[Exercise aim] Reproduce all of the data that follows, character for character.

Recorded data:

# # # # #

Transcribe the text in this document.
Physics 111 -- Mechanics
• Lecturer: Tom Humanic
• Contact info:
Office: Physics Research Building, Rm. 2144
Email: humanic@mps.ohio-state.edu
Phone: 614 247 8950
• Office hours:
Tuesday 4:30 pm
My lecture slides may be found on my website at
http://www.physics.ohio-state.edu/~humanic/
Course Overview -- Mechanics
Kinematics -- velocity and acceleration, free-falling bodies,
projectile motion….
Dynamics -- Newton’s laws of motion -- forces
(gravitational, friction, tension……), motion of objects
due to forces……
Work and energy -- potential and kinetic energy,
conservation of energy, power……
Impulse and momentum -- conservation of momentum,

# # # # #

[Result below]
Transcribe the text in this document.
Physics 111 -- Mechanics
• Lecturer: Tom Humanic
• Contact info:
Office: Physics Research Building, Rm. 2144
Email: humanic@mps.ohio-state.edu
Phone: 614 247 8950
• Office hours:
Tuesday 4:30 pm
My lecture slides may be found on my website at
http://www.physics.ohio-state.edu/~humanic/
Course Overview -- Mechanics
Kinematics -- velocity and acceleration, free-falling bodies,
projectile motion….
Dynamics -- Newton’s laws of motion -- forces
(gravitational, friction, tension……), motion of objects
due to forces……
Work and energy -- potential and kinetic energy,
conservation of energy, power……
Impulse and momentum -- conservation of momentum,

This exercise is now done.